-- begin --

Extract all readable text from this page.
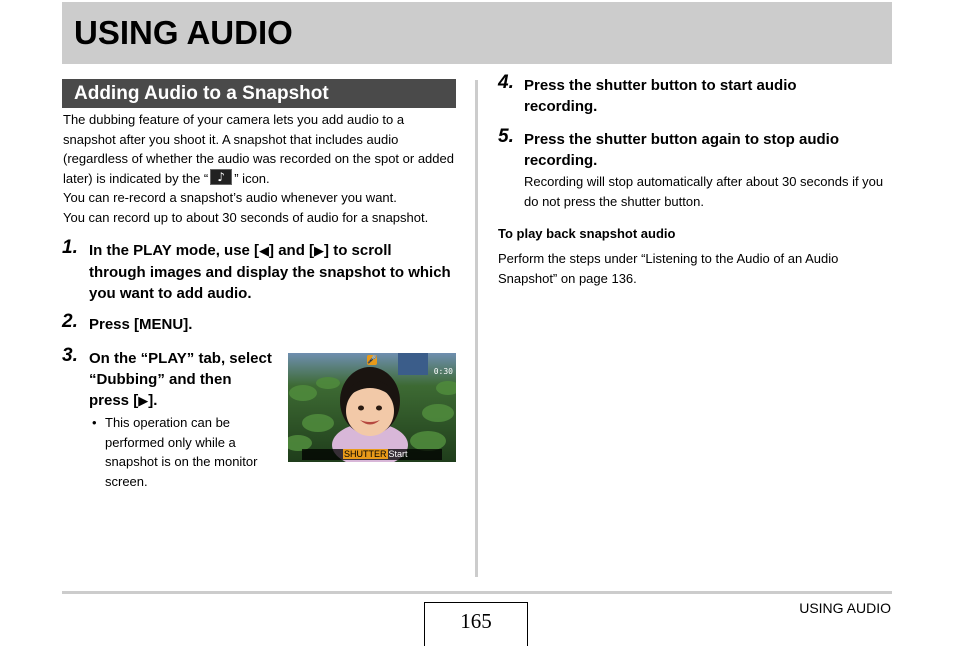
USING AUDIO
Adding Audio to a Snapshot

The dubbing feature of your camera lets you add audio to a snapshot after you shoot it. A snapshot that includes audio (regardless of whether the audio was recorded on the spot or added later) is indicated by the “ ♪ ” icon.

You can re-record a snapshot’s audio whenever you want.

You can record up to about 30 seconds of audio for a snapshot.

1. In the PLAY mode, use [◀] and [▶] to scroll through images and display the snapshot to which you want to add audio.
2. Press [MENU].
3. On the “PLAY” tab, select “Dubbing” and then press [▶].
• This operation can be performed only while a snapshot is on the monitor screen.
🎤
0:30
SHUTTER Start
4. Press the shutter button to start audio recording.
5. Press the shutter button again to stop audio recording.
Recording will stop automatically after about 30 seconds if you do not press the shutter button.
To play back snapshot audio
Perform the steps under “Listening to the Audio of an Audio Snapshot” on page 136.
165
USING AUDIO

-- end --

INSTRUCTIONS TO FOLLOW: Where a line of the records above holds the word "about", copy that line.

ANSWER:
You can record up to about 30 seconds of audio for a snapshot.
Recording will stop automatically after about 30 seconds if you do not press the shutter button.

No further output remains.